### Texto de la página
○ ○ ○
Y hablando de gobernantes capaces… a Felipe II le sucedió su hijo, el tercero de los Felipes, de inteligencia mediocre, floja voluntad y con menos luces que una patera. Felipe III entró en las enciclopedias con el sobrenombre de El Piadoso, porque rezaba nueve rosarios al día, uno por cada mes que supuestamente Jesucristo estuvo en el vientre de su madre.
Con él, terminó la época de los gobiernos personalistas y se inició la edad dorada de los validos, una forma eufemística de decir que el Rey no pegaba sello en beneficio de uno o varios subordinados, que manejaban a su antojo el gobierno del reino y los cuartos. Tal fue el caso del favorito de Felipe III, el maligno Francisco Gómez de Sandoval-Rojas y Borja, el duque de Lerma, un tipo corrupto y malversador a más no poder.
El Rey hizo tal dejación de funciones, que era más fácil acercarse a él que al duque. Se le atribuye un sucedido en el que un soldado logró acceder al Rey para hacerle una petición y Felipe III le dijo: “Acudid al duque”. El soldado respondió: “Si hubiera podido hablar con el duque, no vendría a ver a Vuestra Majestad”.
Cuarenta años llevaba la corte quieta en la Villa de Madrid, cuando el duque de Lerma decidió en 1601 que a su cuenta corriente le vendría bien trasladar de nuevo toda la maquinaria del Estado a Valladolid. La mudanza tenía un doble interés para el duque. Primero y fundamental, su personal enriquecimiento, y segundo y no menos importante, distraer a la plebe para que alejara de sí la funesta manía de pensar.
Mientras la ciudad que despedía la corte lloraba amargamente su pérdida, porque de inmediato sufría un hundimiento económico, la que la recibía lo celebraba con muchos y variados jolgorios. El de Lerma eligió Valladolid porque le tiraba su tierra. Había nacido cerca, en Tordesillas, y tenía varias propiedades en la capital —que fue ampliando con otras muchas— antes de convencer a Felipe III del traslado. El de Lerma adquirió palacetes, inmuebles, solares... Se hizo con la propiedad de medio Valladolid.
Cuando se trasladaba la corte, la familia real y la maquinaria del Estado arrastraban a miles de personas que buscaban prosperar a su sombra: funcionarios, pelotas, jerarcas eclesiásticos y nobles… a los que siguieron, como perrillos sedientos, artistas, cómicos, músicos, libreros, impresores y escritores que buscaban su mecenazgo. Aquella marabunta administrativa y cultural provocó un boom inmobiliario en Valladolid como no han vuelto a vivir otro.
○ ○ ○
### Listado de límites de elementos
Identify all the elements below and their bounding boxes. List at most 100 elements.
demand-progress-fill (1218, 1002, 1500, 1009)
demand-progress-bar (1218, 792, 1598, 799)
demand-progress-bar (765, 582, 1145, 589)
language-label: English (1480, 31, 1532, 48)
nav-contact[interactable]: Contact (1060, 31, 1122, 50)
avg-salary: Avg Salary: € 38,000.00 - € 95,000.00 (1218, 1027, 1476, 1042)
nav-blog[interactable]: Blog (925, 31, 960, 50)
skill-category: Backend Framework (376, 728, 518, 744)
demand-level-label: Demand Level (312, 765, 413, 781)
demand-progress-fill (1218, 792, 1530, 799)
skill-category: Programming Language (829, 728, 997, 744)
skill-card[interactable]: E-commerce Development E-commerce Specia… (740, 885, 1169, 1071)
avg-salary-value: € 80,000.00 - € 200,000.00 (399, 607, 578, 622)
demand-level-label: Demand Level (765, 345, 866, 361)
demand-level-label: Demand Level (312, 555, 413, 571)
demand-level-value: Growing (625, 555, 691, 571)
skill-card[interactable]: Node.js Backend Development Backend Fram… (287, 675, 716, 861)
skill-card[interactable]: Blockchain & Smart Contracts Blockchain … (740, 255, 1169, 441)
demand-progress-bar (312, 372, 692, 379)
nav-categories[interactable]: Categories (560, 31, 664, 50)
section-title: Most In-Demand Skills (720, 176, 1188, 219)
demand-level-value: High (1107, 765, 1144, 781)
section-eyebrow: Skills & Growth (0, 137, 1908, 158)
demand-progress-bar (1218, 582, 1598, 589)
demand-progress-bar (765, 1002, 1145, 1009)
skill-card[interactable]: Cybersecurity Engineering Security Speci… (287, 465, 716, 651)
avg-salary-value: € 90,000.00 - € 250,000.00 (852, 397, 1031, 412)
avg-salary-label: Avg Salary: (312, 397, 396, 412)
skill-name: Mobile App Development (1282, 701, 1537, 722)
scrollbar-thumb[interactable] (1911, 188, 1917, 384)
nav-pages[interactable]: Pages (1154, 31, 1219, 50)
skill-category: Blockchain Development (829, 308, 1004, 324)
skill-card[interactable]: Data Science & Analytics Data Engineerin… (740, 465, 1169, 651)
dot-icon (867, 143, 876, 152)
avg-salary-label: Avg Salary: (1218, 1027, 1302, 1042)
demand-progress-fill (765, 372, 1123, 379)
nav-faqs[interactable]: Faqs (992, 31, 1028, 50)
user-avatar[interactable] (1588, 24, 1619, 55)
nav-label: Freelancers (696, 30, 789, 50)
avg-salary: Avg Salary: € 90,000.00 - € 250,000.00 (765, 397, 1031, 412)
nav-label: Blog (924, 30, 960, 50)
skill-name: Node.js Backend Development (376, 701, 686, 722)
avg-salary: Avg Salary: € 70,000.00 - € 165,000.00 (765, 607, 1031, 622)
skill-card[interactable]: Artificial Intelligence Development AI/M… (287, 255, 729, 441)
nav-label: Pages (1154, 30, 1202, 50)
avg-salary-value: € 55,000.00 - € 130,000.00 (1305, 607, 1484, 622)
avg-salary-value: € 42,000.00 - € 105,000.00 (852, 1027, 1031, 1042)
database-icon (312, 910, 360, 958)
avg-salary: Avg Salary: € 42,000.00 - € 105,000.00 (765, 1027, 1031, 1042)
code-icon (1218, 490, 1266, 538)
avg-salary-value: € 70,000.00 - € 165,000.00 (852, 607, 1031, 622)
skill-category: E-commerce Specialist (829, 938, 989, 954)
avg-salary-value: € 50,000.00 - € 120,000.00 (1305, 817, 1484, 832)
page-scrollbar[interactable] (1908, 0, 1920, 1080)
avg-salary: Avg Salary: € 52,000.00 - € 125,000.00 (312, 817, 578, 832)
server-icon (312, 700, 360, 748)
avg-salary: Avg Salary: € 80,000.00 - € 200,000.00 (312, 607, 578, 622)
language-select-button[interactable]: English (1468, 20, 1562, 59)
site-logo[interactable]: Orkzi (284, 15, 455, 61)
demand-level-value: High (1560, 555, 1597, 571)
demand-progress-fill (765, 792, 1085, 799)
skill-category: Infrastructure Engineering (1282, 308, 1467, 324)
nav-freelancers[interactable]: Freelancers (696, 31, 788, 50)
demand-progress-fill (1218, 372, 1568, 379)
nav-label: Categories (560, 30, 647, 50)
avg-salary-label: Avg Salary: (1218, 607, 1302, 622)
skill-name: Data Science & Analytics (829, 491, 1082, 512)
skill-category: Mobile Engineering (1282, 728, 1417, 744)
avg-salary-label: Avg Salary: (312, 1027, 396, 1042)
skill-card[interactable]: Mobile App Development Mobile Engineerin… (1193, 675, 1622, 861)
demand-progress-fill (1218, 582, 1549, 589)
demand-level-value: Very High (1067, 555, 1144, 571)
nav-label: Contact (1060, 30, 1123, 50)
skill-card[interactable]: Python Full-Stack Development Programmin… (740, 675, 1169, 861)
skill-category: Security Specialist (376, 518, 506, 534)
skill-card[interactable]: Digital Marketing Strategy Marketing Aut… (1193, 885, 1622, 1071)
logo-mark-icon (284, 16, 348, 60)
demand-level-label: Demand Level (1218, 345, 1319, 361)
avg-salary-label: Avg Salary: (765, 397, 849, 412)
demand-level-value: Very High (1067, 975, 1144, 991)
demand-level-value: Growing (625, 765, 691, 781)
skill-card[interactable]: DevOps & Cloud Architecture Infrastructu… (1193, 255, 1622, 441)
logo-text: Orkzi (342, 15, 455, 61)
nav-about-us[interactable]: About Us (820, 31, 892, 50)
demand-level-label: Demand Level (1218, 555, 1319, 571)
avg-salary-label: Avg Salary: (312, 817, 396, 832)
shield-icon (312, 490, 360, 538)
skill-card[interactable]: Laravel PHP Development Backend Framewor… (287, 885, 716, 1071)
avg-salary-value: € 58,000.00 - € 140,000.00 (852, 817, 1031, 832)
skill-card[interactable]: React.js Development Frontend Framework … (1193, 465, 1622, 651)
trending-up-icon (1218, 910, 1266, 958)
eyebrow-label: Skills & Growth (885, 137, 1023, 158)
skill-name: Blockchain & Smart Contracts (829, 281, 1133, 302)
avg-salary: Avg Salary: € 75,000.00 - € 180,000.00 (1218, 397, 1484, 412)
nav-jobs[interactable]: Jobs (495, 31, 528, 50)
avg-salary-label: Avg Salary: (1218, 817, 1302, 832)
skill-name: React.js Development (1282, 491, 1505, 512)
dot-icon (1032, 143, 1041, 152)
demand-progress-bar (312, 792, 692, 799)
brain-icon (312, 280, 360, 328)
○ ○ ○
### Enunciado
Reescribe el fragmento del texto sobre el duque de Lerma que va desde "Cuando se trasladaba" hasta "a vivir otro.", sustituyendo "marabunta" por "muchedumbre".

### Solución
Cuando se trasladaba la corte, la familia real y la maquinaria del Estado arrastraban a miles de personas que buscaban prosperar a su sombra: funcionarios, pelotas, jerarcas eclesiásticos y nobles… a los que siguieron, como perrillos sedientos, artistas, cómicos, músicos, libreros, impresores y escritores que buscaban su mecenazgo. Aquella muchedumbre administrativa y cultural provocó un boom inmobiliario en Valladolid como no han vuelto a vivir otro.